## Task instructions
Could you repeat the records below exactly, leaving out any pictures?

## Provided entries
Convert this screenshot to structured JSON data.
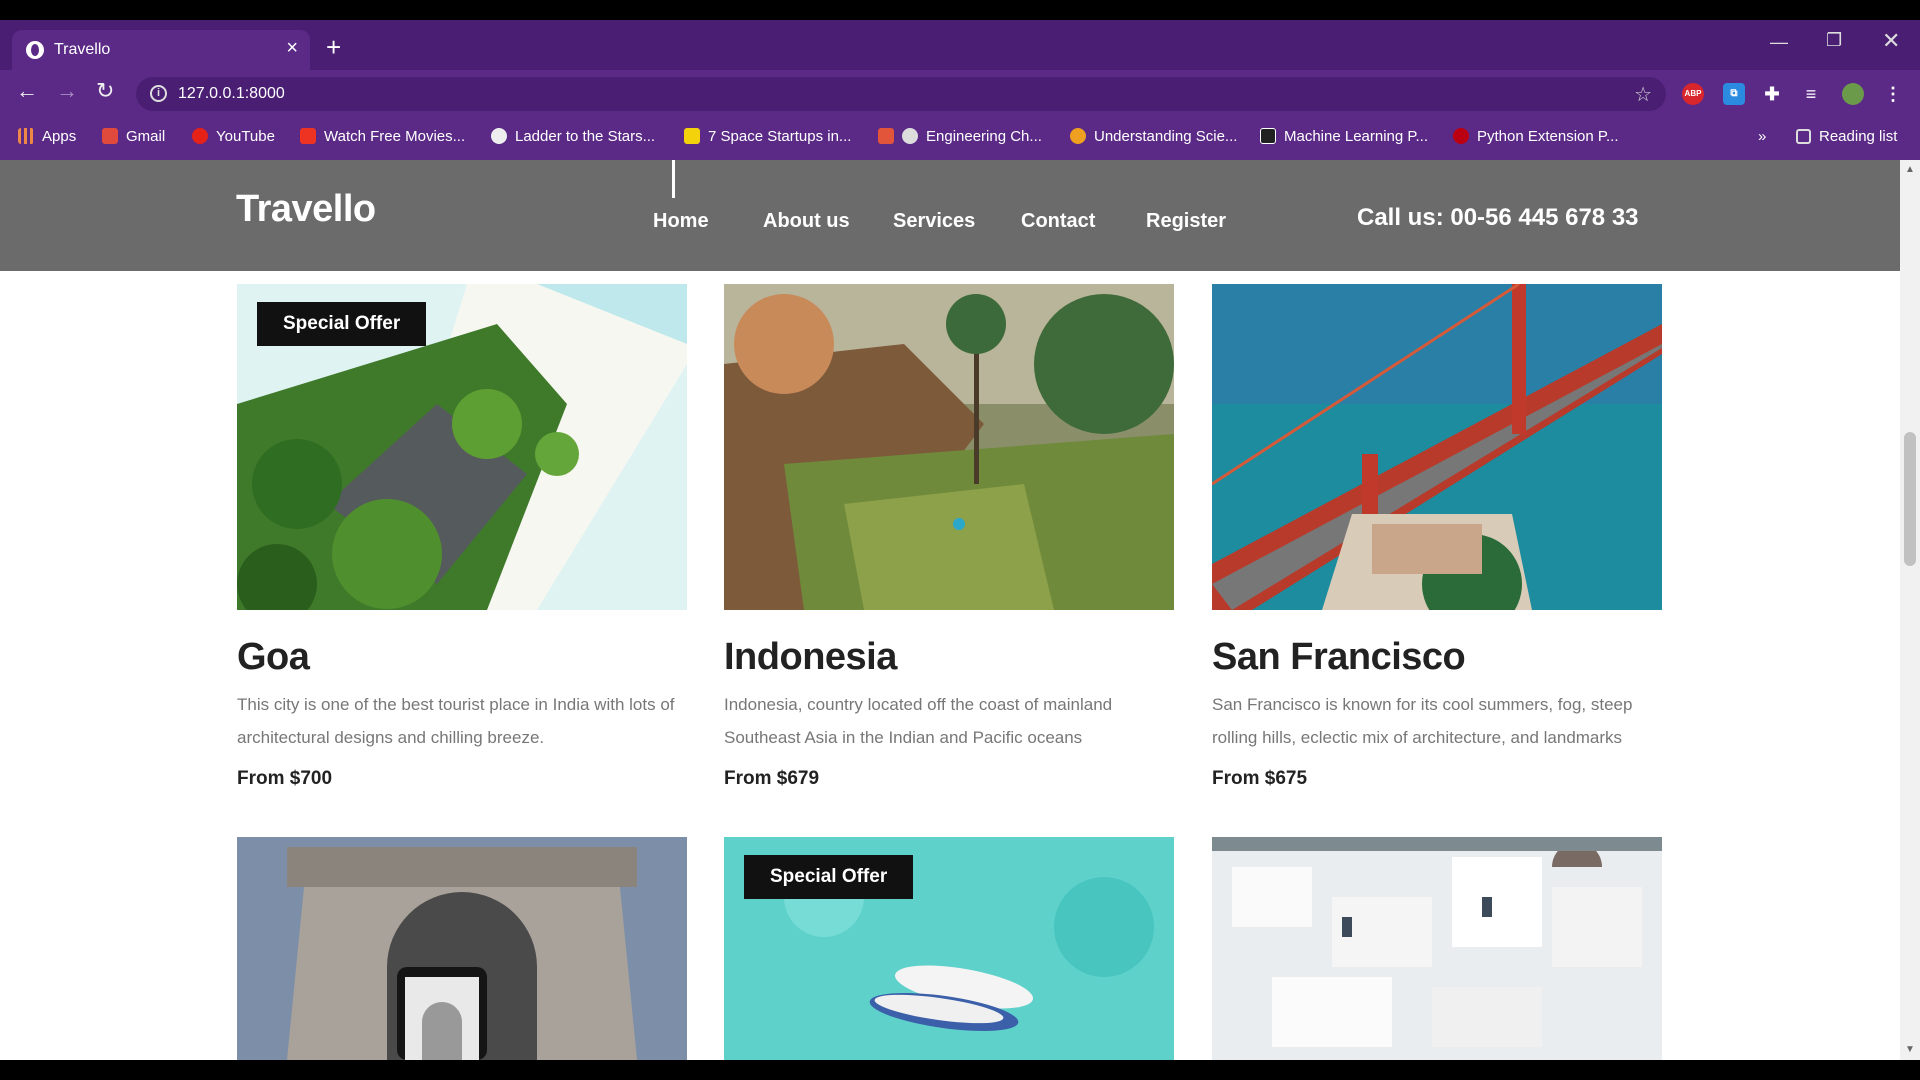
{
  "browser": {
    "tab_title": "Travello",
    "new_tab": "+",
    "url": "127.0.0.1:8000",
    "bookmarks": [
      "Apps",
      "Gmail",
      "YouTube",
      "Watch Free Movies...",
      "Ladder to the Stars...",
      "7 Space Startups in...",
      "Engineering Ch...",
      "Understanding Scie...",
      "Machine Learning P...",
      "Python Extension P..."
    ],
    "more_bookmarks": "»",
    "reading_list": "Reading list"
  },
  "site": {
    "logo": "Travello",
    "nav": [
      "Home",
      "About us",
      "Services",
      "Contact",
      "Register"
    ],
    "call": "Call us: 00-56 445 678 33",
    "badge_label": "Special Offer"
  },
  "destinations": [
    {
      "name": "Goa",
      "desc": "This city is one of the best tourist place in India with lots of architectural designs and chilling breeze.",
      "price": "From $700",
      "offer": true
    },
    {
      "name": "Indonesia",
      "desc": "Indonesia, country located off the coast of mainland Southeast Asia in the Indian and Pacific oceans",
      "price": "From $679",
      "offer": false
    },
    {
      "name": "San Francisco",
      "desc": "San Francisco is known for its cool summers, fog, steep rolling hills, eclectic mix of architecture, and landmarks",
      "price": "From $675",
      "offer": false
    },
    {
      "offer": false
    },
    {
      "offer": true
    },
    {
      "offer": false
    }
  ],
  "colors": {
    "chrome": "#5b2a86",
    "tabstrip": "#4a1f73",
    "header": "#6b6b6b",
    "badge": "#111111"
  }
}
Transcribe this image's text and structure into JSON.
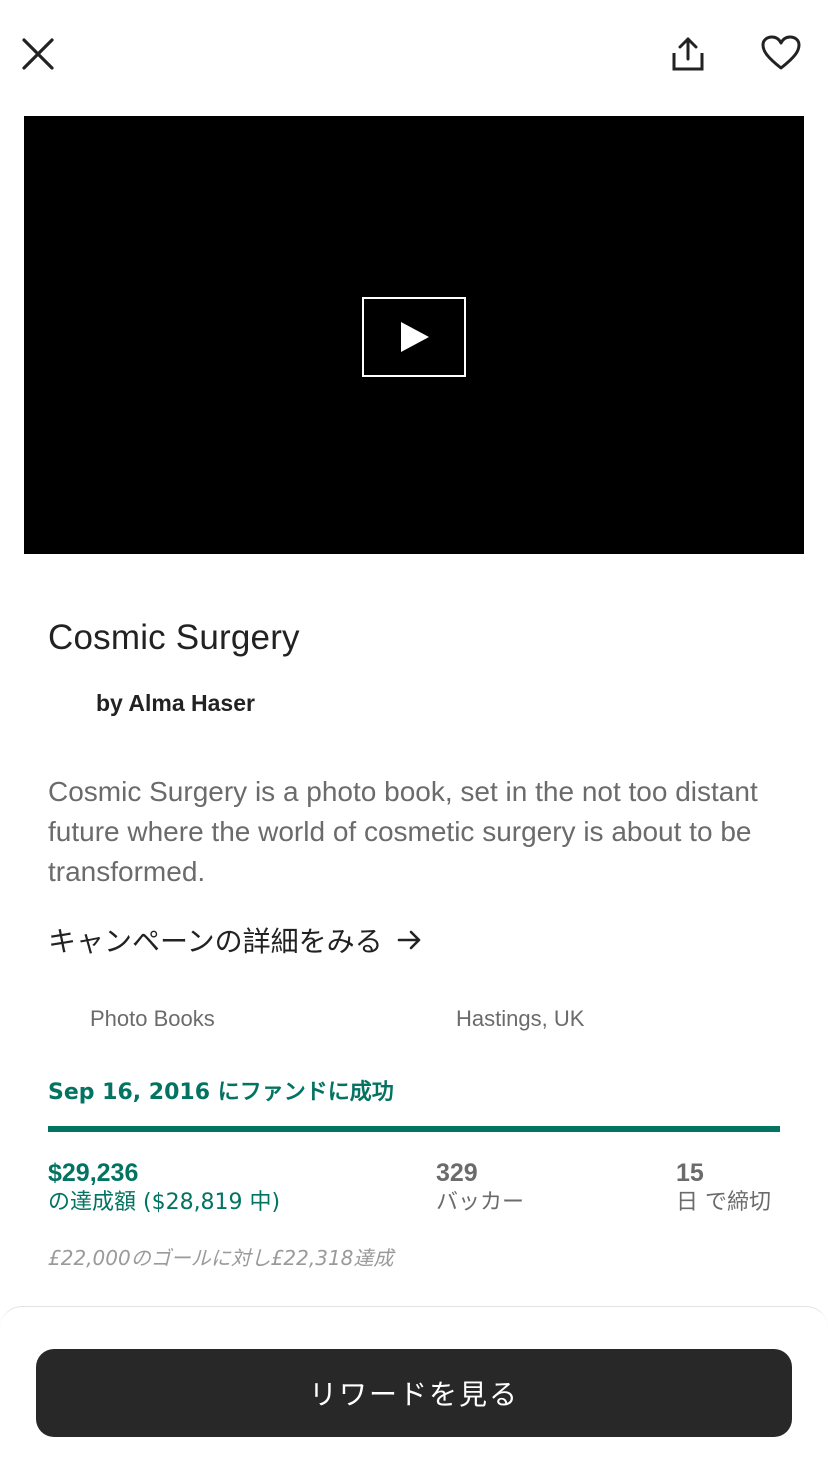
{
  "project": {
    "title": "Cosmic Surgery",
    "creator": "by Alma Haser",
    "blurb": "Cosmic Surgery is a photo book, set in the not too distant future where the world of cosmetic surgery is about to be transformed.",
    "details_link": "キャンペーンの詳細をみる",
    "category": "Photo Books",
    "location": "Hastings, UK"
  },
  "funding": {
    "status": "Sep 16, 2016 にファンドに成功",
    "progress_fraction": 1.0,
    "pledged": "$29,236",
    "pledged_label": "の達成額 ($28,819 中)",
    "backers": "329",
    "backers_label": "バッカー",
    "days": "15",
    "days_label": "日 で締切",
    "conversion_note": "£22,000のゴールに対し£22,318達成"
  },
  "footer": {
    "cta_label": "リワードを見る"
  },
  "colors": {
    "accent": "#037362",
    "cta_bg": "#282828",
    "video_bg": "#000000"
  },
  "icons": {
    "close": "close-icon",
    "share": "share-icon",
    "favorite": "heart-icon",
    "play": "play-icon",
    "arrow": "arrow-right-icon"
  }
}
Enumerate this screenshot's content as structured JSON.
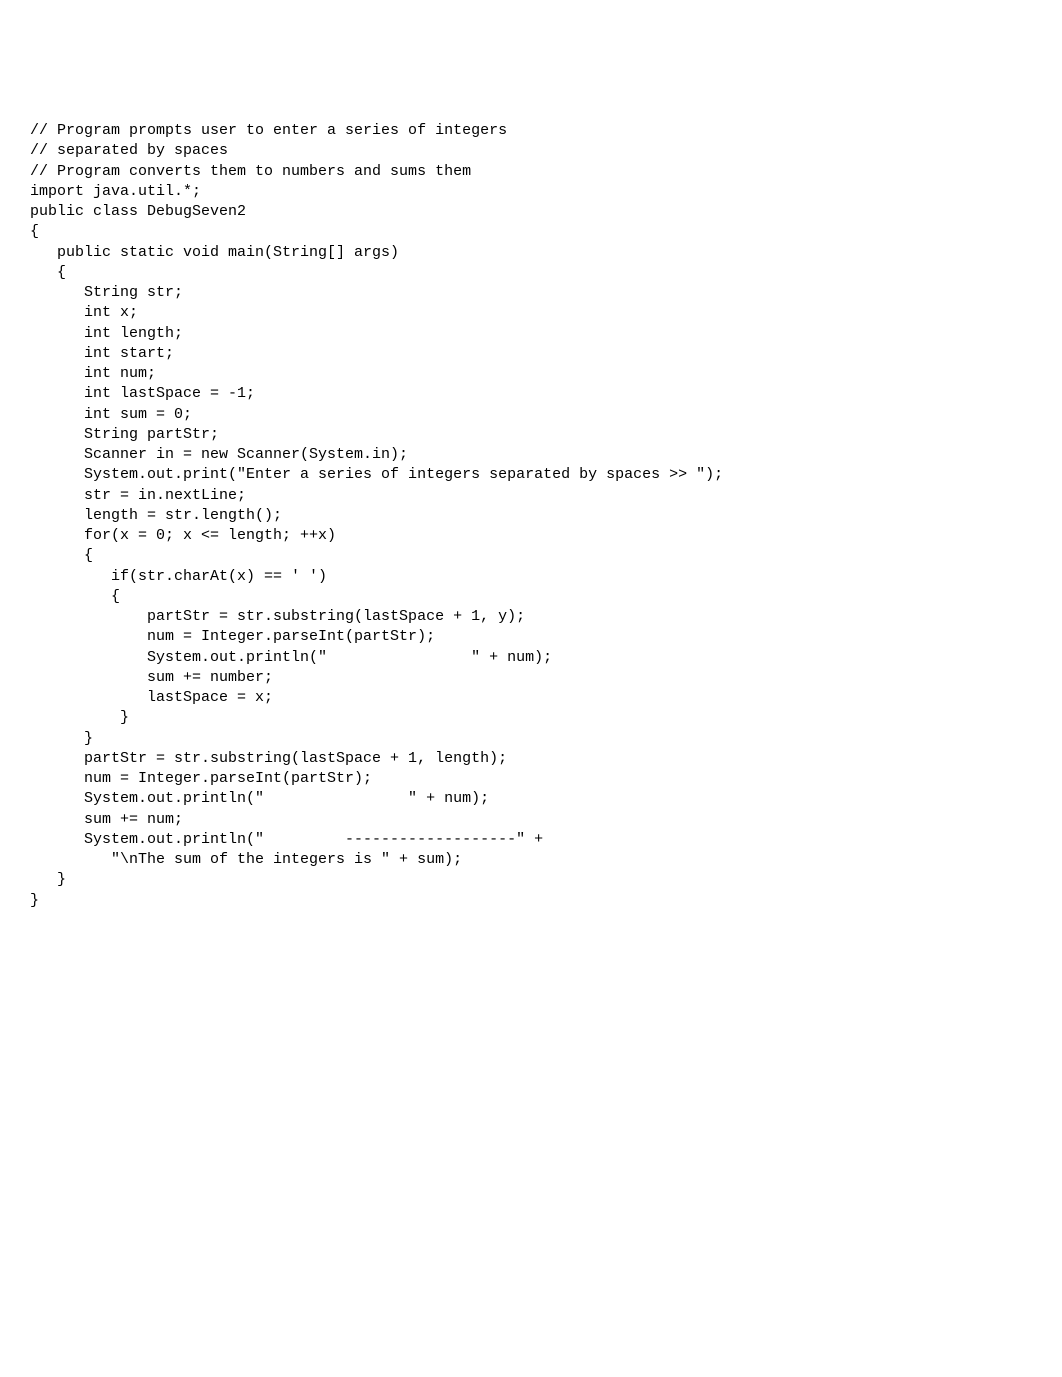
{
  "code": {
    "lines": [
      "// Program prompts user to enter a series of integers",
      "// separated by spaces",
      "// Program converts them to numbers and sums them",
      "import java.util.*;",
      "public class DebugSeven2",
      "{",
      "   public static void main(String[] args)",
      "   {",
      "      String str;",
      "      int x;",
      "      int length;",
      "      int start;",
      "      int num;",
      "      int lastSpace = -1;",
      "      int sum = 0;",
      "      String partStr;",
      "      Scanner in = new Scanner(System.in);",
      "      System.out.print(\"Enter a series of integers separated by spaces >> \");",
      "      str = in.nextLine;",
      "      length = str.length();",
      "      for(x = 0; x <= length; ++x)",
      "      {",
      "         if(str.charAt(x) == ' ')",
      "         {",
      "             partStr = str.substring(lastSpace + 1, y);",
      "             num = Integer.parseInt(partStr);",
      "             System.out.println(\"                \" + num);",
      "             sum += number;",
      "             lastSpace = x;",
      "          }",
      "      }",
      "      partStr = str.substring(lastSpace + 1, length);",
      "      num = Integer.parseInt(partStr);",
      "      System.out.println(\"                \" + num);",
      "      sum += num;",
      "      System.out.println(\"         -------------------\" +",
      "         \"\\nThe sum of the integers is \" + sum);",
      "   }",
      "}"
    ]
  }
}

## Finished exercise
Convert this screenshot to structured JSON data.
{
  "browser": {
    "tab_title": "Travello",
    "new_tab": "+",
    "url": "127.0.0.1:8000",
    "bookmarks": [
      "Apps",
      "Gmail",
      "YouTube",
      "Watch Free Movies...",
      "Ladder to the Stars...",
      "7 Space Startups in...",
      "Engineering Ch...",
      "Understanding Scie...",
      "Machine Learning P...",
      "Python Extension P..."
    ],
    "more_bookmarks": "»",
    "reading_list": "Reading list"
  },
  "site": {
    "logo": "Travello",
    "nav": [
      "Home",
      "About us",
      "Services",
      "Contact",
      "Register"
    ],
    "call": "Call us: 00-56 445 678 33",
    "badge_label": "Special Offer"
  },
  "destinations": [
    {
      "name": "Goa",
      "desc": "This city is one of the best tourist place in India with lots of architectural designs and chilling breeze.",
      "price": "From $700",
      "offer": true
    },
    {
      "name": "Indonesia",
      "desc": "Indonesia, country located off the coast of mainland Southeast Asia in the Indian and Pacific oceans",
      "price": "From $679",
      "offer": false
    },
    {
      "name": "San Francisco",
      "desc": "San Francisco is known for its cool summers, fog, steep rolling hills, eclectic mix of architecture, and landmarks",
      "price": "From $675",
      "offer": false
    },
    {
      "offer": false
    },
    {
      "offer": true
    },
    {
      "offer": false
    }
  ],
  "colors": {
    "chrome": "#5b2a86",
    "tabstrip": "#4a1f73",
    "header": "#6b6b6b",
    "badge": "#111111"
  }
}
Transcribe this image's text and structure into JSON.
{
  "project": {
    "title": "Cosmic Surgery",
    "creator": "by Alma Haser",
    "blurb": "Cosmic Surgery is a photo book, set in the not too distant future where the world of cosmetic surgery is about to be transformed.",
    "details_link": "キャンペーンの詳細をみる",
    "category": "Photo Books",
    "location": "Hastings, UK"
  },
  "funding": {
    "status": "Sep 16, 2016 にファンドに成功",
    "progress_fraction": 1.0,
    "pledged": "$29,236",
    "pledged_label": "の達成額 ($28,819 中)",
    "backers": "329",
    "backers_label": "バッカー",
    "days": "15",
    "days_label": "日 で締切",
    "conversion_note": "£22,000のゴールに対し£22,318達成"
  },
  "footer": {
    "cta_label": "リワードを見る"
  },
  "colors": {
    "accent": "#037362",
    "cta_bg": "#282828",
    "video_bg": "#000000"
  },
  "icons": {
    "close": "close-icon",
    "share": "share-icon",
    "favorite": "heart-icon",
    "play": "play-icon",
    "arrow": "arrow-right-icon"
  }
}
Enumerate this screenshot's content as structured JSON.
{
  "code": {
    "lines": [
      "// Program prompts user to enter a series of integers",
      "// separated by spaces",
      "// Program converts them to numbers and sums them",
      "import java.util.*;",
      "public class DebugSeven2",
      "{",
      "   public static void main(String[] args)",
      "   {",
      "      String str;",
      "      int x;",
      "      int length;",
      "      int start;",
      "      int num;",
      "      int lastSpace = -1;",
      "      int sum = 0;",
      "      String partStr;",
      "      Scanner in = new Scanner(System.in);",
      "      System.out.print(\"Enter a series of integers separated by spaces >> \");",
      "      str = in.nextLine;",
      "      length = str.length();",
      "      for(x = 0; x <= length; ++x)",
      "      {",
      "         if(str.charAt(x) == ' ')",
      "         {",
      "             partStr = str.substring(lastSpace + 1, y);",
      "             num = Integer.parseInt(partStr);",
      "             System.out.println(\"                \" + num);",
      "             sum += number;",
      "             lastSpace = x;",
      "          }",
      "      }",
      "      partStr = str.substring(lastSpace + 1, length);",
      "      num = Integer.parseInt(partStr);",
      "      System.out.println(\"                \" + num);",
      "      sum += num;",
      "      System.out.println(\"         -------------------\" +",
      "         \"\\nThe sum of the integers is \" + sum);",
      "   }",
      "}"
    ]
  }
}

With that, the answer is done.